** BEGIN Provided records **
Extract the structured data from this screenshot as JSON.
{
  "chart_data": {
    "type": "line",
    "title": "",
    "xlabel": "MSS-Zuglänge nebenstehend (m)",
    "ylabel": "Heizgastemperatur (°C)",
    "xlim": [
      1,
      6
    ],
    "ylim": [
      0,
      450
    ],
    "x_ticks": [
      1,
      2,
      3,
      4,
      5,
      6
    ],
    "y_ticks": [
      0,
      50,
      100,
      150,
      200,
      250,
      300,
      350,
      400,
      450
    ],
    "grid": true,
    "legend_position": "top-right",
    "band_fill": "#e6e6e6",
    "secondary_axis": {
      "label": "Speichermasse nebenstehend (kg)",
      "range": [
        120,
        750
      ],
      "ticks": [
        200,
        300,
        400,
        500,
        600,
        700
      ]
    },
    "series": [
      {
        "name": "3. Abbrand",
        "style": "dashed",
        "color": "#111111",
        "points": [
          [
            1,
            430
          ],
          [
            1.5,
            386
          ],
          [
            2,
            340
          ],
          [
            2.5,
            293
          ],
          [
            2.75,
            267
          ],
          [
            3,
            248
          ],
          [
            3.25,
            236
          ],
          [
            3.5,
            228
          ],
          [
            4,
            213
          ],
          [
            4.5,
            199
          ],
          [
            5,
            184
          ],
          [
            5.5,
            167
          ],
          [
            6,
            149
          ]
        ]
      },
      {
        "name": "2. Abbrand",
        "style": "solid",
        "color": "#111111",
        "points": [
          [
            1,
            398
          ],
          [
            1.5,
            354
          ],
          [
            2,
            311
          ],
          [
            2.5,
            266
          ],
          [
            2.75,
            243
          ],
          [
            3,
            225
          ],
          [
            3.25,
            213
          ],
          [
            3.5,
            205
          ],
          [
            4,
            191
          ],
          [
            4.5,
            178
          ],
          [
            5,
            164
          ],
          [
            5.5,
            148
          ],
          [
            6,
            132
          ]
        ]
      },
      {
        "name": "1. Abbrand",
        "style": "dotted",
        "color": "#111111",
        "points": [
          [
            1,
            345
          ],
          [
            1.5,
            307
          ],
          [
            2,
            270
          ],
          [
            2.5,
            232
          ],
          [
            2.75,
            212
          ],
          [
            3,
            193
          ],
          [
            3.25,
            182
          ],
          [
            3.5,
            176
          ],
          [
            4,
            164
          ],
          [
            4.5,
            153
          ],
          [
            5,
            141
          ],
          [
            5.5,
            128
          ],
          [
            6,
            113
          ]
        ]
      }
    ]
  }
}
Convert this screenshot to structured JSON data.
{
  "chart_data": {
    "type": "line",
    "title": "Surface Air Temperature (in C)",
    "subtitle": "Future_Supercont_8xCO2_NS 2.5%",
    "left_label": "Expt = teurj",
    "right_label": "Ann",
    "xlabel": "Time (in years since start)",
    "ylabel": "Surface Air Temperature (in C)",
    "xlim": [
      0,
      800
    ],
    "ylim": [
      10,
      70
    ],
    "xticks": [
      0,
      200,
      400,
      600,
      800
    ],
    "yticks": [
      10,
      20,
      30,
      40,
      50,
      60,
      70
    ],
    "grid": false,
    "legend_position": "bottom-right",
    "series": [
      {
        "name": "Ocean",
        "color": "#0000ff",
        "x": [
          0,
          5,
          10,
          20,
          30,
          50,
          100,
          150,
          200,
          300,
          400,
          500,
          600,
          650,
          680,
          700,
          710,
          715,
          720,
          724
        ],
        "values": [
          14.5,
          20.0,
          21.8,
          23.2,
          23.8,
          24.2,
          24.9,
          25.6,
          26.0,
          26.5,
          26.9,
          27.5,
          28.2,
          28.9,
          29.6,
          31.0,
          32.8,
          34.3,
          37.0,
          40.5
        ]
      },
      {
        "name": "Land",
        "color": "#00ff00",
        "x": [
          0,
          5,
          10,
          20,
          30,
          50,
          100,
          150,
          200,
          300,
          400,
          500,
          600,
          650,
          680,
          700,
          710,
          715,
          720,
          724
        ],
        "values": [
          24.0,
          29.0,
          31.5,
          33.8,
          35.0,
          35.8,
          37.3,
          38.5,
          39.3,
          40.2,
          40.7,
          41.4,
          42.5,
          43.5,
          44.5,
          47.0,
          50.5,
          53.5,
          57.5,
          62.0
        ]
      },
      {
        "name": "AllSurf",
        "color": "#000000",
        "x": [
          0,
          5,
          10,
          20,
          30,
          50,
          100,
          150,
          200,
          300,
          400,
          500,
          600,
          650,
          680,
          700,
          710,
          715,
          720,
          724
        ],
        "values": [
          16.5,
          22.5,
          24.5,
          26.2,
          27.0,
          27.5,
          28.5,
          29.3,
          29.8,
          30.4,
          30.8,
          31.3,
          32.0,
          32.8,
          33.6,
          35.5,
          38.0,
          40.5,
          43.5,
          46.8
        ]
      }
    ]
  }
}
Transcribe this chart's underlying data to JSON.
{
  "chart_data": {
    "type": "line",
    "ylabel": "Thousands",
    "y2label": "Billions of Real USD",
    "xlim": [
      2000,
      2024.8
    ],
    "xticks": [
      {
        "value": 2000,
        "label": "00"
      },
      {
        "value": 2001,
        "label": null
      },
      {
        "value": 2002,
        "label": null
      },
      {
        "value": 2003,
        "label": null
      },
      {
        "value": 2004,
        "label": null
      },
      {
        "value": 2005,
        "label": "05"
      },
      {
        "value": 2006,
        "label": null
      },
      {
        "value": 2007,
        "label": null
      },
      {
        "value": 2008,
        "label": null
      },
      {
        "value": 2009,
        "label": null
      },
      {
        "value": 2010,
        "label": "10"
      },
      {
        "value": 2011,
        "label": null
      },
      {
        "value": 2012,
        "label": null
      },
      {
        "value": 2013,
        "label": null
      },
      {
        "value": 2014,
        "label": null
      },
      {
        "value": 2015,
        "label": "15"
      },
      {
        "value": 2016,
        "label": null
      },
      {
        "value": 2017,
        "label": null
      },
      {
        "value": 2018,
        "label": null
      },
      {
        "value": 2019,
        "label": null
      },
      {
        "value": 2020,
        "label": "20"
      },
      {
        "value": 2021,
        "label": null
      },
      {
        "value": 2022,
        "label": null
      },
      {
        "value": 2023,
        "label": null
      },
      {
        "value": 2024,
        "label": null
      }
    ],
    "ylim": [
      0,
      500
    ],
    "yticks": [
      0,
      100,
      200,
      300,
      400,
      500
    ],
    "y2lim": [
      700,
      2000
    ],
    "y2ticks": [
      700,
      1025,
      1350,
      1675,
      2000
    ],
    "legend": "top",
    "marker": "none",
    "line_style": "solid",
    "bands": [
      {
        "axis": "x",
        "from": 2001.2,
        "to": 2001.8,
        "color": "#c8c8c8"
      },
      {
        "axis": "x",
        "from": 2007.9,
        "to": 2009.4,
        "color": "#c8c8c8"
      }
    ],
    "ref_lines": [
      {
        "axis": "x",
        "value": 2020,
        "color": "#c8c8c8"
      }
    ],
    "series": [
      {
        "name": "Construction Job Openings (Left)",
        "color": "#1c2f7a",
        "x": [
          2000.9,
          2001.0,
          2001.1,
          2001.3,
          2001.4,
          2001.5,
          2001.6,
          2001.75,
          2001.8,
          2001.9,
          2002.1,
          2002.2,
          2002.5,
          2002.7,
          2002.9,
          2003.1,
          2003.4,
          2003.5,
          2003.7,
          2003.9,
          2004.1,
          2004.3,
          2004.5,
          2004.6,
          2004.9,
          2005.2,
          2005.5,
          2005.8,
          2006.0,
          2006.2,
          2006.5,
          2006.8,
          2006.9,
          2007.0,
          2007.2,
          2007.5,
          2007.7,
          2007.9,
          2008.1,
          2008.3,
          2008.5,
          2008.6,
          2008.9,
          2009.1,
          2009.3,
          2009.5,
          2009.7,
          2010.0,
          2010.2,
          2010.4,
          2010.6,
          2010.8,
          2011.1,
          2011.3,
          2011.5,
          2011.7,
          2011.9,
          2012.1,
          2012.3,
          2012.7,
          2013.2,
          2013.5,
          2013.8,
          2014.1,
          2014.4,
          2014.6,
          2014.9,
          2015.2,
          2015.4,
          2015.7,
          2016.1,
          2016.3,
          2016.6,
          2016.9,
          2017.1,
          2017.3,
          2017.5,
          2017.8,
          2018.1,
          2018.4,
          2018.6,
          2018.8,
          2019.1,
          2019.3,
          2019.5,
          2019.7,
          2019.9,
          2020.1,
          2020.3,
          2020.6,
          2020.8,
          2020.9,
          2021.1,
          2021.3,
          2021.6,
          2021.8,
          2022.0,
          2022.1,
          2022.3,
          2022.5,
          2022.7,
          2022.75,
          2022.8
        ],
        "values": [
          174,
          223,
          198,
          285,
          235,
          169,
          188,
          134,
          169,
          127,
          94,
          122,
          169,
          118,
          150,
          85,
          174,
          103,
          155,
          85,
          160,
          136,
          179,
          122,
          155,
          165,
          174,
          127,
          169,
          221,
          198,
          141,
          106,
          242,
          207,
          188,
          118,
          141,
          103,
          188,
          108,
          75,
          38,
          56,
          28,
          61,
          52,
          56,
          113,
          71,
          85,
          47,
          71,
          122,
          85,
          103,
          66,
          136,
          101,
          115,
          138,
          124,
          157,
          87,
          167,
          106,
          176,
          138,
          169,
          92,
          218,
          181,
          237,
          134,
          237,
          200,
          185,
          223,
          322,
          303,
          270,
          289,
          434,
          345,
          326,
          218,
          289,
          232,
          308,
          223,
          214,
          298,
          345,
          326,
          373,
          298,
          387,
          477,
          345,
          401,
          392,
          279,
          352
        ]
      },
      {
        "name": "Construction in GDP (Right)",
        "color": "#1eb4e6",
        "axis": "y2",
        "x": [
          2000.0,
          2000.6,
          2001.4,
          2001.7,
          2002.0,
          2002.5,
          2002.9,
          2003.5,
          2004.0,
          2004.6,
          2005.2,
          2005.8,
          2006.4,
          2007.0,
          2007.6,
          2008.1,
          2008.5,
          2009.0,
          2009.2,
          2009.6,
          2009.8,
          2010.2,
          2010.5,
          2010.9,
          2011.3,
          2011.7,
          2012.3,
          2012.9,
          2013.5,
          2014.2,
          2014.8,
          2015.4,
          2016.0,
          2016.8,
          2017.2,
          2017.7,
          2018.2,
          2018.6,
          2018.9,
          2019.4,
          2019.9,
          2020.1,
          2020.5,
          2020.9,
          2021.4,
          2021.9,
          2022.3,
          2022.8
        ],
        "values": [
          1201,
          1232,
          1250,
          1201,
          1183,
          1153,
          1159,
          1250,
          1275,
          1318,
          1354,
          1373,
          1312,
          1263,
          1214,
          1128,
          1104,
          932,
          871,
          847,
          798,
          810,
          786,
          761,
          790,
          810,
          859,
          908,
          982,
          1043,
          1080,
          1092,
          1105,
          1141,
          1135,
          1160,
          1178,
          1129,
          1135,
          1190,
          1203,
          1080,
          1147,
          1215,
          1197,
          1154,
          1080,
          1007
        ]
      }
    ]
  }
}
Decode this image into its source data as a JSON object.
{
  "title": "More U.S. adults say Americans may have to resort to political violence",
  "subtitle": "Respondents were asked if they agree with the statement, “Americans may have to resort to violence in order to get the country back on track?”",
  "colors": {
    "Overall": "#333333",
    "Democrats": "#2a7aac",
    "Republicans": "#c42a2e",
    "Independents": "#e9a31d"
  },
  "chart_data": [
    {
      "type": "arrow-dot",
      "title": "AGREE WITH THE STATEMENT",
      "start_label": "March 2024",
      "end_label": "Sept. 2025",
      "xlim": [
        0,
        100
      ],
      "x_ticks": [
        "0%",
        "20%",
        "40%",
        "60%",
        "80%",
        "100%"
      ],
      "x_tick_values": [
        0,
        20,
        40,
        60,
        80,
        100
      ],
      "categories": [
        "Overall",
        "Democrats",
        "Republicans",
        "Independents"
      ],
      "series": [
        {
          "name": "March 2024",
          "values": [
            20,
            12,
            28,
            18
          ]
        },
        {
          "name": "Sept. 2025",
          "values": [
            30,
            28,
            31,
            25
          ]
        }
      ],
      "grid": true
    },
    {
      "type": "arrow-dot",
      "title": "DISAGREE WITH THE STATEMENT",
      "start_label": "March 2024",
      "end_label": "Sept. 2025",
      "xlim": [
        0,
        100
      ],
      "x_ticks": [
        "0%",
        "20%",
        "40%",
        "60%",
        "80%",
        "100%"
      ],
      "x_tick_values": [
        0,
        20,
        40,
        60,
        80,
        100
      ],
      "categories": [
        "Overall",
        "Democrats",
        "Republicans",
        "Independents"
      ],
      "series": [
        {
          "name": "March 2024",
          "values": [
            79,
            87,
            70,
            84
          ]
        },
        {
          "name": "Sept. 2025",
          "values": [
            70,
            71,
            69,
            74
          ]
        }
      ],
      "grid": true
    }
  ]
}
** END Provided records **
Show the lines of the records that include the string "have".

Answer to the task:
  "title": "More U.S. adults say Americans may have to resort to political violence",
  "subtitle": "Respondents were asked if they agree with the statement, “Americans may have to resort to violence in order to get the country back on track?”",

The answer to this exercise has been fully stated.